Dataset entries

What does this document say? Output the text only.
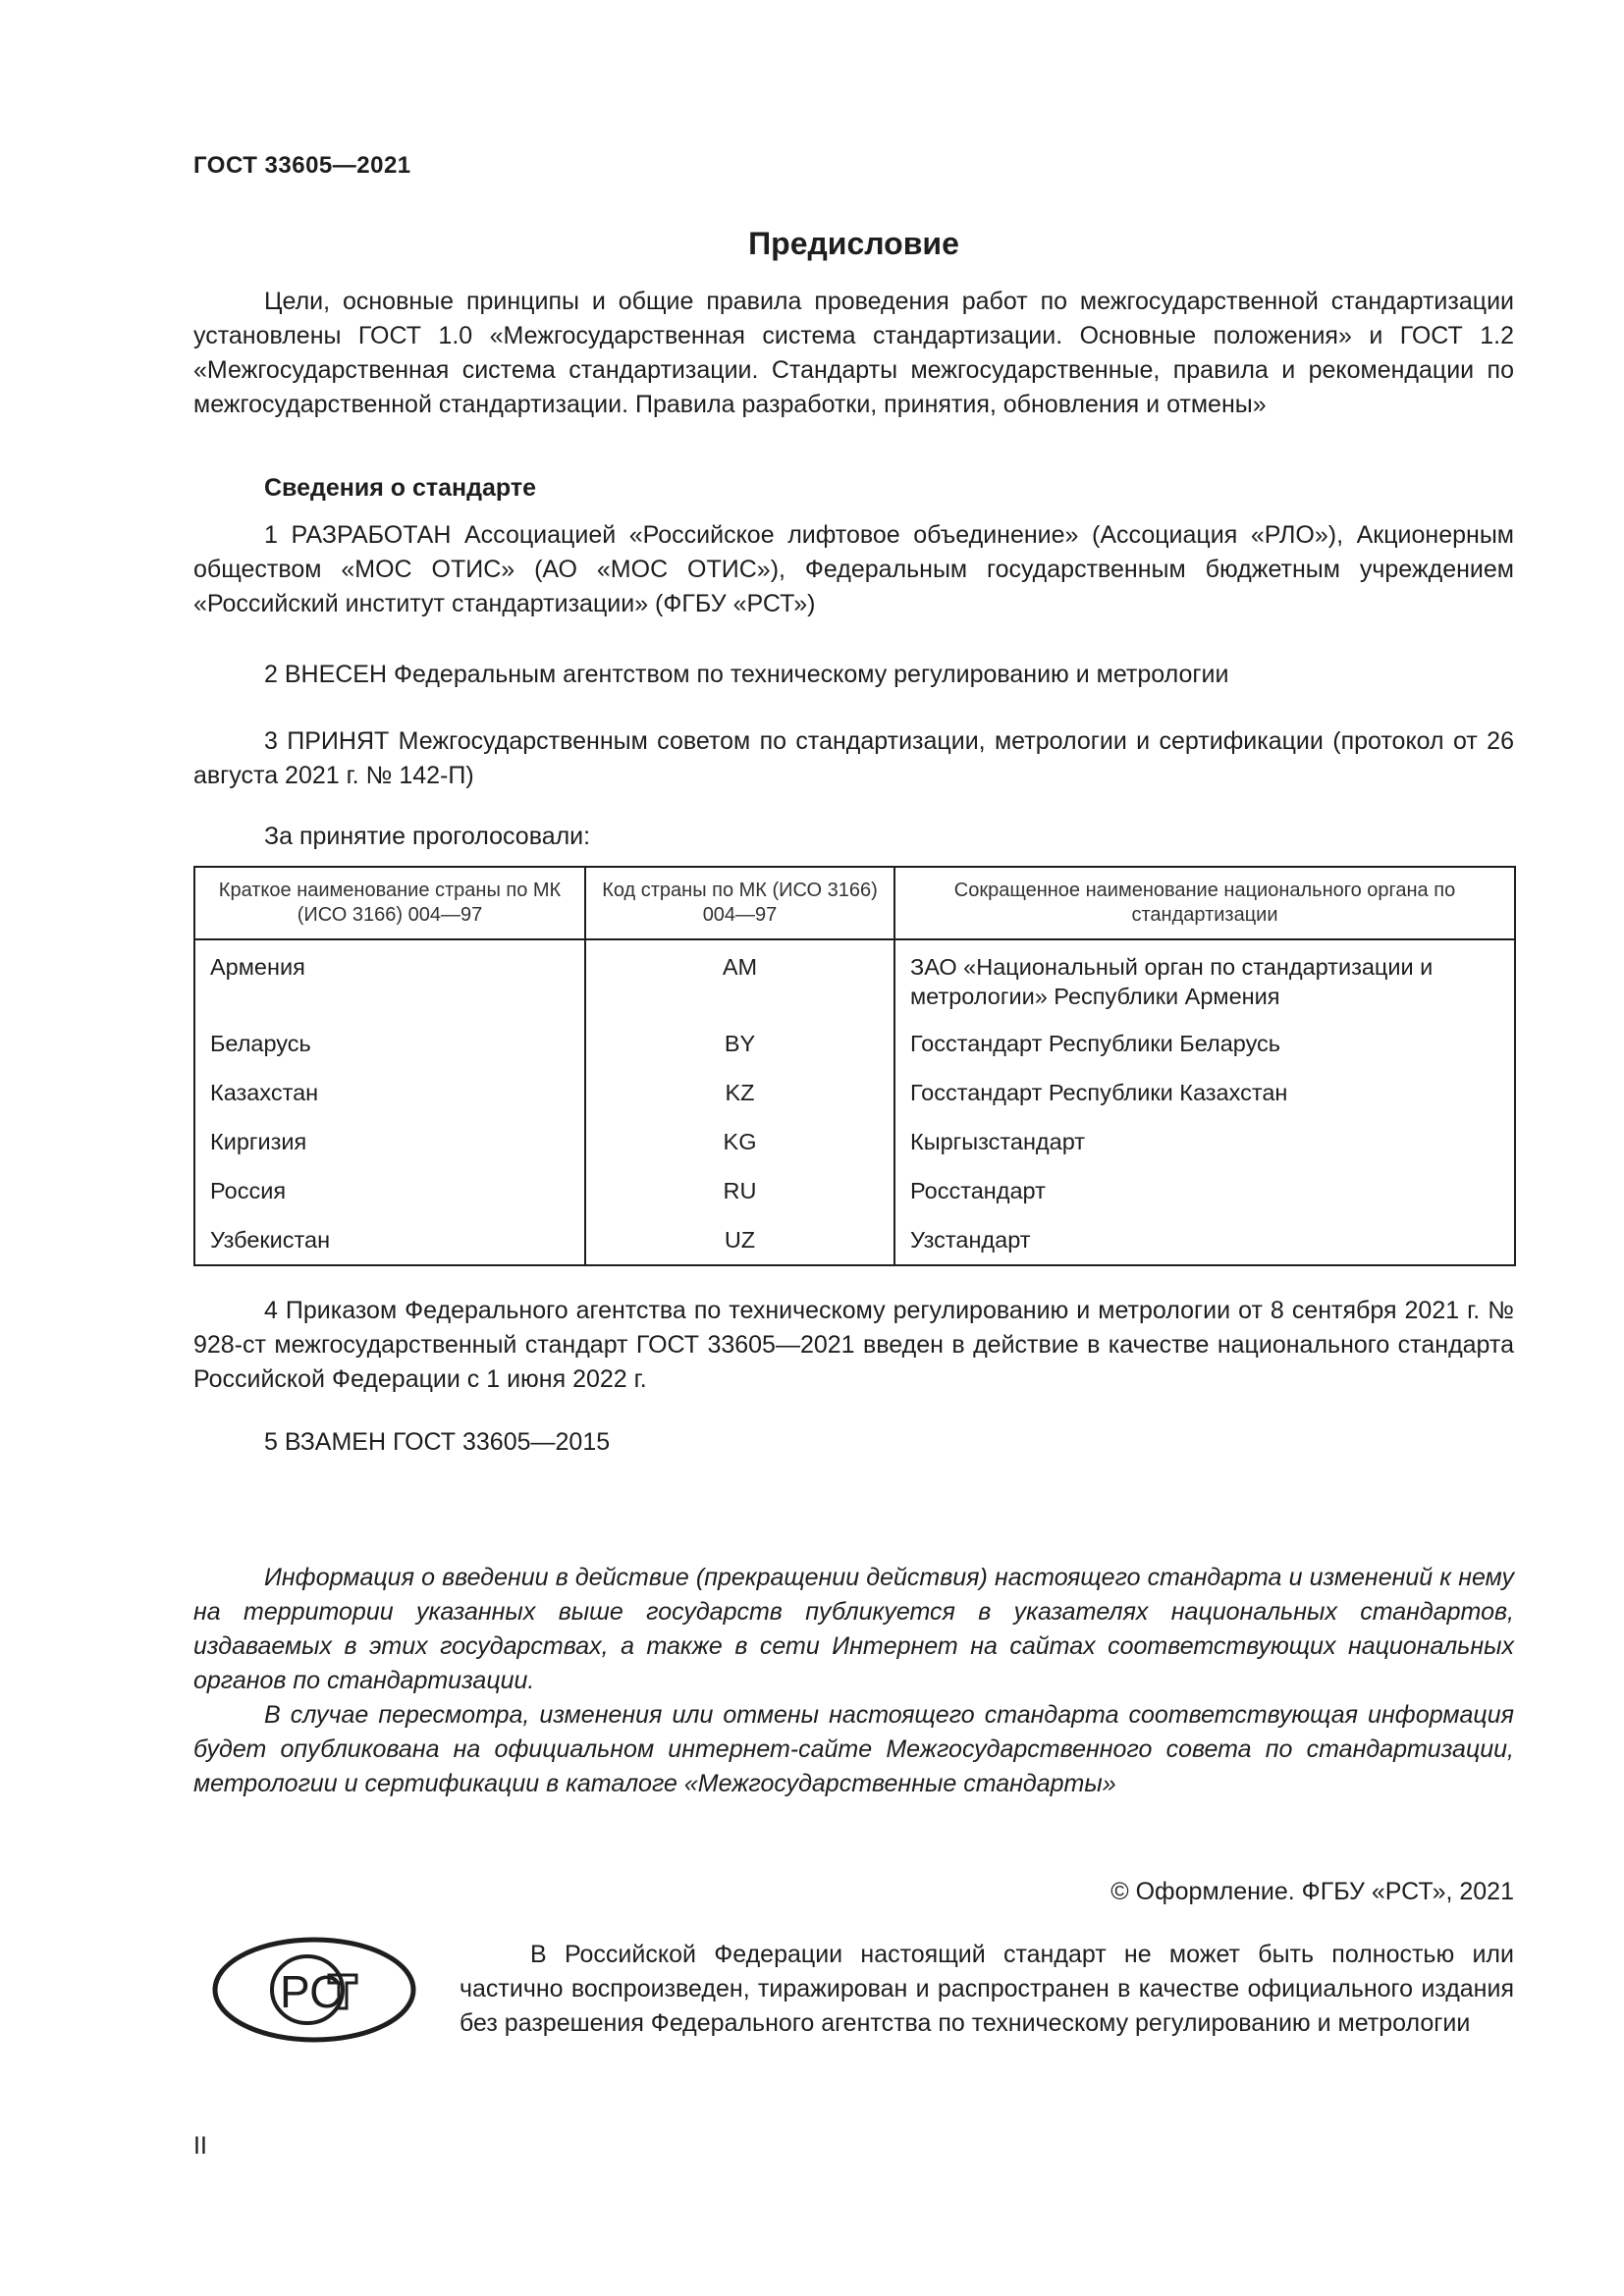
ГОСТ 33605—2021
Предисловие

Цели, основные принципы и общие правила проведения работ по межгосударственной стандартизации установлены ГОСТ 1.0 «Межгосударственная система стандартизации. Основные положения» и ГОСТ 1.2 «Межгосударственная система стандартизации. Стандарты межгосударственные, правила и рекомендации по межгосударственной стандартизации. Правила разработки, принятия, обновления и отмены»

Сведения о стандарте

1 РАЗРАБОТАН Ассоциацией «Российское лифтовое объединение» (Ассоциация «РЛО»), Акционерным обществом «МОС ОТИС» (АО «МОС ОТИС»), Федеральным государственным бюджетным учреждением «Российский институт стандартизации» (ФГБУ «РСТ»)

2 ВНЕСЕН Федеральным агентством по техническому регулированию и метрологии

3 ПРИНЯТ Межгосударственным советом по стандартизации, метрологии и сертификации (протокол от 26 августа 2021 г. № 142-П)

За принятие проголосовали:
Краткое наименование страны по МК (ИСО 3166) 004—97	Код страны по МК (ИСО 3166) 004—97	Сокращенное наименование национального органа по стандартизации
Армения	AM	ЗАО «Национальный орган по стандартизации и метрологии» Республики Армения
Беларусь	BY	Госстандарт Республики Беларусь
Казахстан	KZ	Госстандарт Республики Казахстан
Киргизия	KG	Кыргызстандарт
Россия	RU	Росстандарт
Узбекистан	UZ	Узстандарт

4 Приказом Федерального агентства по техническому регулированию и метрологии от 8 сентября 2021 г. № 928-ст межгосударственный стандарт ГОСТ 33605—2021 введен в действие в качестве национального стандарта Российской Федерации с 1 июня 2022 г.

5 ВЗАМЕН ГОСТ 33605—2015

Информация о введении в действие (прекращении действия) настоящего стандарта и изменений к нему на территории указанных выше государств публикуется в указателях национальных стандартов, издаваемых в этих государствах, а также в сети Интернет на сайтах соответствующих национальных органов по стандартизации.

В случае пересмотра, изменения или отмены настоящего стандарта соответствующая информация будет опубликована на официальном интернет-сайте Межгосударственного совета по стандартизации, метрологии и сертификации в каталоге «Межгосударственные стандарты»

© Оформление. ФГБУ «РСТ», 2021
РС

В Российской Федерации настоящий стандарт не может быть полностью или частично воспроизведен, тиражирован и распространен в качестве официального издания без разрешения Федерального агентства по техническому регулированию и метрологии

II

AIM: Pick each line holding the word "национального" out of the data and copy it.

IN RESPONSE:
Краткое наименование страны по МК (ИСО 3166) 004—97	Код страны по МК (ИСО 3166) 004—97	Сокращенное наименование национального органа по стандартизации
4 Приказом Федерального агентства по техническому регулированию и метрологии от 8 сентября 2021 г. № 928-ст межгосударственный стандарт ГОСТ 33605—2021 введен в действие в качестве национального стандарта Российской Федерации с 1 июня 2022 г.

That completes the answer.